=== Data supplied ===
┄┄┄┄┄┄┄┄┄┄┄┄┄┄┄┄┄┄┄┄
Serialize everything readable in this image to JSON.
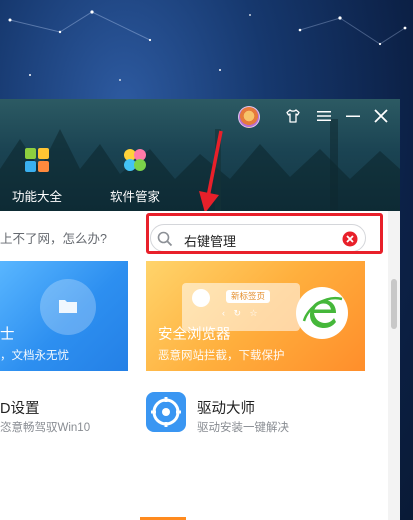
{
  "window": {
    "nav": [
      {
        "label": "功能大全",
        "icon": "app-grid-icon"
      },
      {
        "label": "软件管家",
        "icon": "software-manager-icon"
      }
    ],
    "controls": [
      "shirt-skin-icon",
      "menu-icon",
      "minimize-icon",
      "close-icon"
    ]
  },
  "tip": {
    "text": "上不了网，怎么办?"
  },
  "search": {
    "value": "右键管理",
    "icon": "search-icon",
    "clear_icon": "clear-icon"
  },
  "cards": {
    "left": {
      "title": "士",
      "subtitle": "，文档永无忧"
    },
    "right": {
      "title": "安全浏览器",
      "subtitle": "恶意网站拦截，下载保护",
      "mock_tab": "新标签页",
      "mock_nav": "‹ ↻ ☆"
    }
  },
  "tools": {
    "left": {
      "title": "D设置",
      "subtitle": "恣意畅驾驭Win10"
    },
    "right": {
      "title": "驱动大师",
      "subtitle": "驱动安装一键解决"
    }
  },
  "colors": {
    "highlight": "#e8202a",
    "accent_orange": "#ff8a1e",
    "accent_blue": "#2d8ff0"
  }
}
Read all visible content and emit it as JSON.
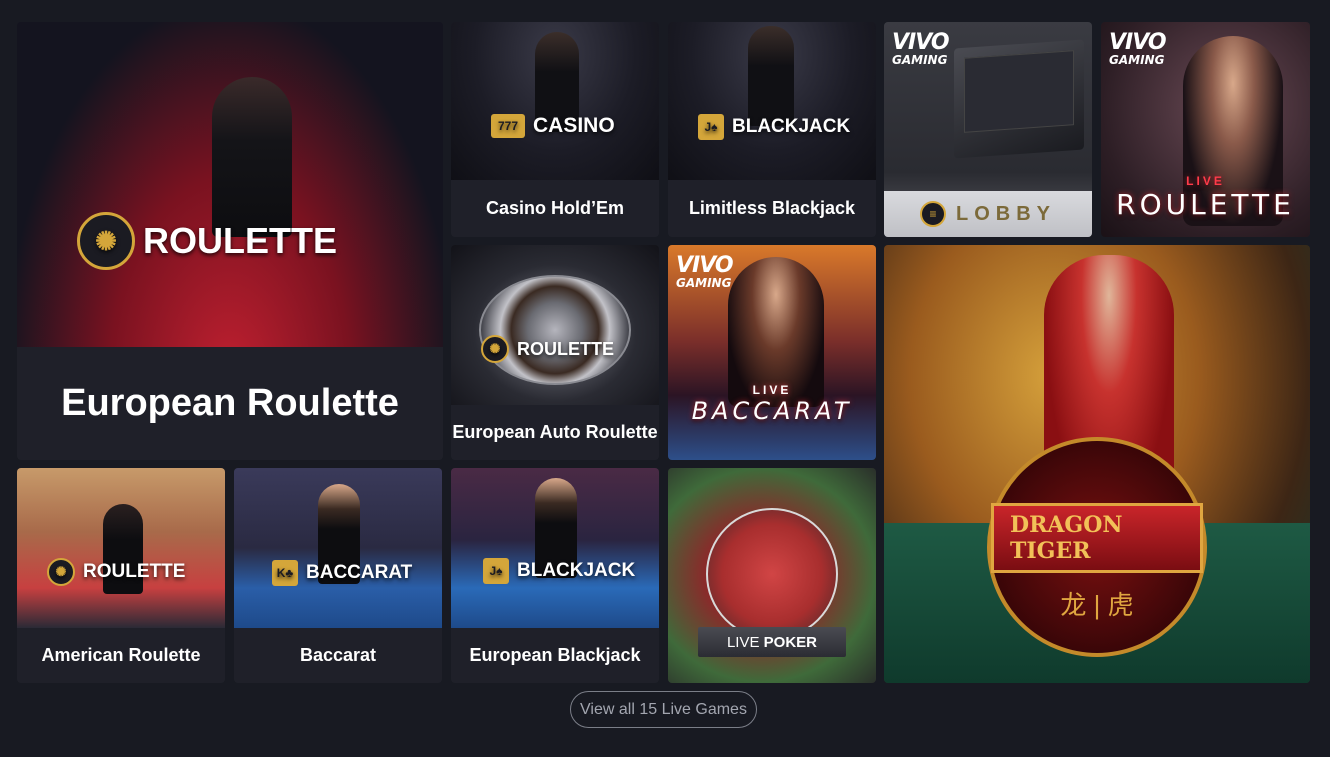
{
  "games": {
    "european_roulette": {
      "thumb_label": "ROULETTE",
      "caption": "European Roulette"
    },
    "casino_holdem": {
      "thumb_label": "CASINO",
      "caption": "Casino Hold’Em"
    },
    "limitless_blackjack": {
      "thumb_label": "BLACKJACK",
      "caption": "Limitless Blackjack"
    },
    "lobby": {
      "brand_top": "VIVO",
      "brand_bottom": "GAMING",
      "thumb_label": "LOBBY"
    },
    "live_roulette": {
      "brand_top": "VIVO",
      "brand_bottom": "GAMING",
      "live_tag": "LIVE",
      "thumb_label": "ROULETTE"
    },
    "european_auto_roulette": {
      "thumb_label": "ROULETTE",
      "caption": "European Auto Roulette"
    },
    "live_baccarat": {
      "brand_top": "VIVO",
      "brand_bottom": "GAMING",
      "live_tag": "LIVE",
      "thumb_label": "BACCARAT"
    },
    "dragon_tiger": {
      "thumb_label": "DRAGON TIGER",
      "thumb_label_cn": "龙 | 虎"
    },
    "american_roulette": {
      "thumb_label": "ROULETTE",
      "caption": "American Roulette"
    },
    "baccarat": {
      "thumb_label": "BACCARAT",
      "caption": "Baccarat"
    },
    "european_blackjack": {
      "thumb_label": "BLACKJACK",
      "caption": "European Blackjack"
    },
    "live_poker": {
      "thumb_label_prefix": "LIVE",
      "thumb_label_suffix": "POKER"
    }
  },
  "view_all": {
    "label": "View all 15 Live Games"
  },
  "colors": {
    "background": "#181a22",
    "tile": "#1f2029",
    "gold": "#d4a63a",
    "button_border": "#7b7e88",
    "button_text": "#a3a6b0"
  }
}
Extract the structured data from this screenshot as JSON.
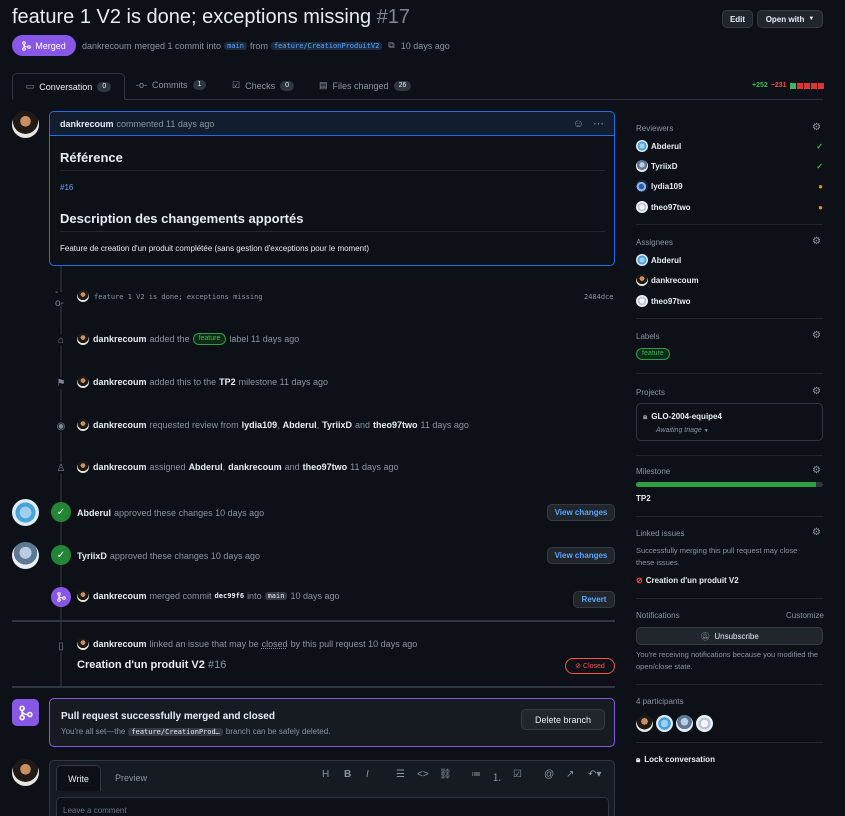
{
  "header": {
    "title": "feature 1 V2 is done; exceptions missing",
    "number": "#17",
    "edit_label": "Edit",
    "open_with_label": "Open with",
    "state_label": "Merged",
    "author": "dankrecoum",
    "merge_text": "merged 1 commit into",
    "base_branch": "main",
    "from_text": "from",
    "head_branch": "feature/CreationProduitV2",
    "time": "10 days ago"
  },
  "tabs": [
    {
      "label": "Conversation",
      "count": "0"
    },
    {
      "label": "Commits",
      "count": "1"
    },
    {
      "label": "Checks",
      "count": "0"
    },
    {
      "label": "Files changed",
      "count": "26"
    }
  ],
  "diffstat": {
    "additions": "+252",
    "deletions": "−231"
  },
  "comment": {
    "author": "dankrecoum",
    "meta": "commented 11 days ago",
    "h1": "Référence",
    "ref_link": "#16",
    "h2": "Description des changements apportés",
    "body": "Feature de creation d'un produit complétée (sans gestion d'exceptions pour le moment)"
  },
  "timeline": {
    "commit": {
      "message": "feature 1 V2 is done; exceptions missing",
      "sha": "2484dce"
    },
    "label_event": {
      "author": "dankrecoum",
      "pre": "added the",
      "label": "feature",
      "post": "label 11 days ago"
    },
    "milestone_event": {
      "author": "dankrecoum",
      "pre": "added this to the",
      "milestone": "TP2",
      "post": "milestone 11 days ago"
    },
    "review_request": {
      "author": "dankrecoum",
      "pre": "requested review from",
      "r1": "lydia109",
      "r2": "Abderul",
      "r3": "TyriixD",
      "and": "and",
      "r4": "theo97two",
      "post": "11 days ago"
    },
    "assign_event": {
      "author": "dankrecoum",
      "pre": "assigned",
      "a1": "Abderul",
      "a2": "dankrecoum",
      "and": "and",
      "a3": "theo97two",
      "post": "11 days ago"
    },
    "approve1": {
      "author": "Abderul",
      "text": "approved these changes 10 days ago",
      "button": "View changes"
    },
    "approve2": {
      "author": "TyriixD",
      "text": "approved these changes 10 days ago",
      "button": "View changes"
    },
    "merge_event": {
      "author": "dankrecoum",
      "pre": "merged commit",
      "sha": "dec99f6",
      "into": "into",
      "branch": "main",
      "post": "10 days ago",
      "button": "Revert"
    },
    "link_event": {
      "author": "dankrecoum",
      "pre": "linked an issue that may be",
      "closed": "closed",
      "post": "by this pull request 10 days ago",
      "issue_title": "Creation d'un produit V2",
      "issue_number": "#16",
      "badge": "Closed"
    }
  },
  "merged_box": {
    "title": "Pull request successfully merged and closed",
    "pre": "You're all set—the",
    "branch": "feature/CreationProd…",
    "post": "branch can be safely deleted.",
    "delete_button": "Delete branch"
  },
  "composer": {
    "tab_write": "Write",
    "tab_preview": "Preview",
    "placeholder": "Leave a comment"
  },
  "sidebar": {
    "reviewers_heading": "Reviewers",
    "reviewers": [
      {
        "name": "Abderul",
        "status": "approved"
      },
      {
        "name": "TyriixD",
        "status": "approved"
      },
      {
        "name": "lydia109",
        "status": "pending"
      },
      {
        "name": "theo97two",
        "status": "pending"
      }
    ],
    "assignees_heading": "Assignees",
    "assignees": [
      "Abderul",
      "dankrecoum",
      "theo97two"
    ],
    "labels_heading": "Labels",
    "label": "feature",
    "projects_heading": "Projects",
    "project_name": "GLO-2004-equipe4",
    "project_status": "Awaiting triage",
    "milestone_heading": "Milestone",
    "milestone_name": "TP2",
    "milestone_progress": 0.96,
    "linked_heading": "Linked issues",
    "linked_text": "Successfully merging this pull request may close these issues.",
    "linked_issue": "Creation d'un produit V2",
    "notifications_heading": "Notifications",
    "customize": "Customize",
    "unsubscribe": "Unsubscribe",
    "notif_text": "You're receiving notifications because you modified the open/close state.",
    "participants_heading": "4 participants",
    "lock": "Lock conversation"
  },
  "colors": {
    "accent": "#2f81f7",
    "merged": "#8957e5",
    "success": "#3fb950",
    "danger": "#f85149",
    "pending": "#d29922"
  }
}
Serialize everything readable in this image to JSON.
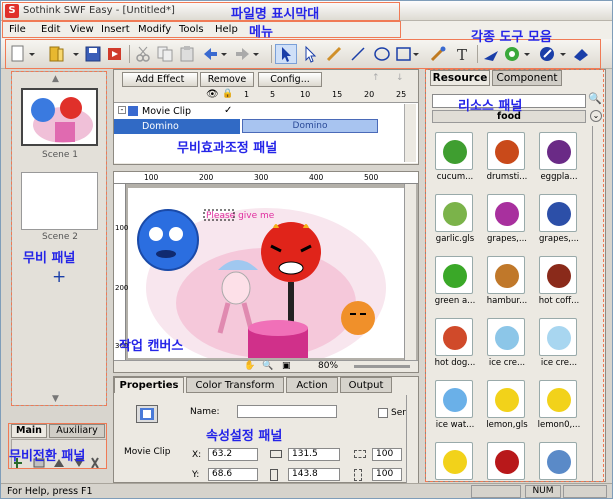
┄┄┄┄┄┄┄┄┄┄┄┄┄┄┄┄┄┄┄┄
=== Do this ===
Print all the records again exactly; do not include any picture.

=== Written response ===
Serialize everything readable in this image to JSON.
{
  "window": {
    "nav": [
      {
        "label": "功能大全",
        "icon": "app-grid-icon"
      },
      {
        "label": "软件管家",
        "icon": "software-manager-icon"
      }
    ],
    "controls": [
      "shirt-skin-icon",
      "menu-icon",
      "minimize-icon",
      "close-icon"
    ]
  },
  "tip": {
    "text": "上不了网，怎么办?"
  },
  "search": {
    "value": "右键管理",
    "icon": "search-icon",
    "clear_icon": "clear-icon"
  },
  "cards": {
    "left": {
      "title": "士",
      "subtitle": "，文档永无忧"
    },
    "right": {
      "title": "安全浏览器",
      "subtitle": "恶意网站拦截，下载保护",
      "mock_tab": "新标签页",
      "mock_nav": "‹ ↻ ☆"
    }
  },
  "tools": {
    "left": {
      "title": "D设置",
      "subtitle": "恣意畅驾驭Win10"
    },
    "right": {
      "title": "驱动大师",
      "subtitle": "驱动安装一键解决"
    }
  },
  "colors": {
    "highlight": "#e8202a",
    "accent_orange": "#ff8a1e",
    "accent_blue": "#2d8ff0"
  }
}
Read all visible content and emit it as JSON.
{
  "games": {
    "european_roulette": {
      "thumb_label": "ROULETTE",
      "caption": "European Roulette"
    },
    "casino_holdem": {
      "thumb_label": "CASINO",
      "caption": "Casino Hold’Em"
    },
    "limitless_blackjack": {
      "thumb_label": "BLACKJACK",
      "caption": "Limitless Blackjack"
    },
    "lobby": {
      "brand_top": "VIVO",
      "brand_bottom": "GAMING",
      "thumb_label": "LOBBY"
    },
    "live_roulette": {
      "brand_top": "VIVO",
      "brand_bottom": "GAMING",
      "live_tag": "LIVE",
      "thumb_label": "ROULETTE"
    },
    "european_auto_roulette": {
      "thumb_label": "ROULETTE",
      "caption": "European Auto Roulette"
    },
    "live_baccarat": {
      "brand_top": "VIVO",
      "brand_bottom": "GAMING",
      "live_tag": "LIVE",
      "thumb_label": "BACCARAT"
    },
    "dragon_tiger": {
      "thumb_label": "DRAGON TIGER",
      "thumb_label_cn": "龙 | 虎"
    },
    "american_roulette": {
      "thumb_label": "ROULETTE",
      "caption": "American Roulette"
    },
    "baccarat": {
      "thumb_label": "BACCARAT",
      "caption": "Baccarat"
    },
    "european_blackjack": {
      "thumb_label": "BLACKJACK",
      "caption": "European Blackjack"
    },
    "live_poker": {
      "thumb_label_prefix": "LIVE",
      "thumb_label_suffix": "POKER"
    }
  },
  "view_all": {
    "label": "View all 15 Live Games"
  },
  "colors": {
    "background": "#181a22",
    "tile": "#1f2029",
    "gold": "#d4a63a",
    "button_border": "#7b7e88",
    "button_text": "#a3a6b0"
  }
}
Extract the structured data from this screenshot as JSON.
{
  "header": {
    "title": "feature 1 V2 is done; exceptions missing",
    "number": "#17",
    "edit_label": "Edit",
    "open_with_label": "Open with",
    "state_label": "Merged",
    "author": "dankrecoum",
    "merge_text": "merged 1 commit into",
    "base_branch": "main",
    "from_text": "from",
    "head_branch": "feature/CreationProduitV2",
    "time": "10 days ago"
  },
  "tabs": [
    {
      "label": "Conversation",
      "count": "0"
    },
    {
      "label": "Commits",
      "count": "1"
    },
    {
      "label": "Checks",
      "count": "0"
    },
    {
      "label": "Files changed",
      "count": "26"
    }
  ],
  "diffstat": {
    "additions": "+252",
    "deletions": "−231"
  },
  "comment": {
    "author": "dankrecoum",
    "meta": "commented 11 days ago",
    "h1": "Référence",
    "ref_link": "#16",
    "h2": "Description des changements apportés",
    "body": "Feature de creation d'un produit complétée (sans gestion d'exceptions pour le moment)"
  },
  "timeline": {
    "commit": {
      "message": "feature 1 V2 is done; exceptions missing",
      "sha": "2484dce"
    },
    "label_event": {
      "author": "dankrecoum",
      "pre": "added the",
      "label": "feature",
      "post": "label 11 days ago"
    },
    "milestone_event": {
      "author": "dankrecoum",
      "pre": "added this to the",
      "milestone": "TP2",
      "post": "milestone 11 days ago"
    },
    "review_request": {
      "author": "dankrecoum",
      "pre": "requested review from",
      "r1": "lydia109",
      "r2": "Abderul",
      "r3": "TyriixD",
      "and": "and",
      "r4": "theo97two",
      "post": "11 days ago"
    },
    "assign_event": {
      "author": "dankrecoum",
      "pre": "assigned",
      "a1": "Abderul",
      "a2": "dankrecoum",
      "and": "and",
      "a3": "theo97two",
      "post": "11 days ago"
    },
    "approve1": {
      "author": "Abderul",
      "text": "approved these changes 10 days ago",
      "button": "View changes"
    },
    "approve2": {
      "author": "TyriixD",
      "text": "approved these changes 10 days ago",
      "button": "View changes"
    },
    "merge_event": {
      "author": "dankrecoum",
      "pre": "merged commit",
      "sha": "dec99f6",
      "into": "into",
      "branch": "main",
      "post": "10 days ago",
      "button": "Revert"
    },
    "link_event": {
      "author": "dankrecoum",
      "pre": "linked an issue that may be",
      "closed": "closed",
      "post": "by this pull request 10 days ago",
      "issue_title": "Creation d'un produit V2",
      "issue_number": "#16",
      "badge": "Closed"
    }
  },
  "merged_box": {
    "title": "Pull request successfully merged and closed",
    "pre": "You're all set—the",
    "branch": "feature/CreationProd…",
    "post": "branch can be safely deleted.",
    "delete_button": "Delete branch"
  },
  "composer": {
    "tab_write": "Write",
    "tab_preview": "Preview",
    "placeholder": "Leave a comment"
  },
  "sidebar": {
    "reviewers_heading": "Reviewers",
    "reviewers": [
      {
        "name": "Abderul",
        "status": "approved"
      },
      {
        "name": "TyriixD",
        "status": "approved"
      },
      {
        "name": "lydia109",
        "status": "pending"
      },
      {
        "name": "theo97two",
        "status": "pending"
      }
    ],
    "assignees_heading": "Assignees",
    "assignees": [
      "Abderul",
      "dankrecoum",
      "theo97two"
    ],
    "labels_heading": "Labels",
    "label": "feature",
    "projects_heading": "Projects",
    "project_name": "GLO-2004-equipe4",
    "project_status": "Awaiting triage",
    "milestone_heading": "Milestone",
    "milestone_name": "TP2",
    "milestone_progress": 0.96,
    "linked_heading": "Linked issues",
    "linked_text": "Successfully merging this pull request may close these issues.",
    "linked_issue": "Creation d'un produit V2",
    "notifications_heading": "Notifications",
    "customize": "Customize",
    "unsubscribe": "Unsubscribe",
    "notif_text": "You're receiving notifications because you modified the open/close state.",
    "participants_heading": "4 participants",
    "lock": "Lock conversation"
  },
  "colors": {
    "accent": "#2f81f7",
    "merged": "#8957e5",
    "success": "#3fb950",
    "danger": "#f85149",
    "pending": "#d29922"
  }
}
Serialize everything readable in this image to JSON.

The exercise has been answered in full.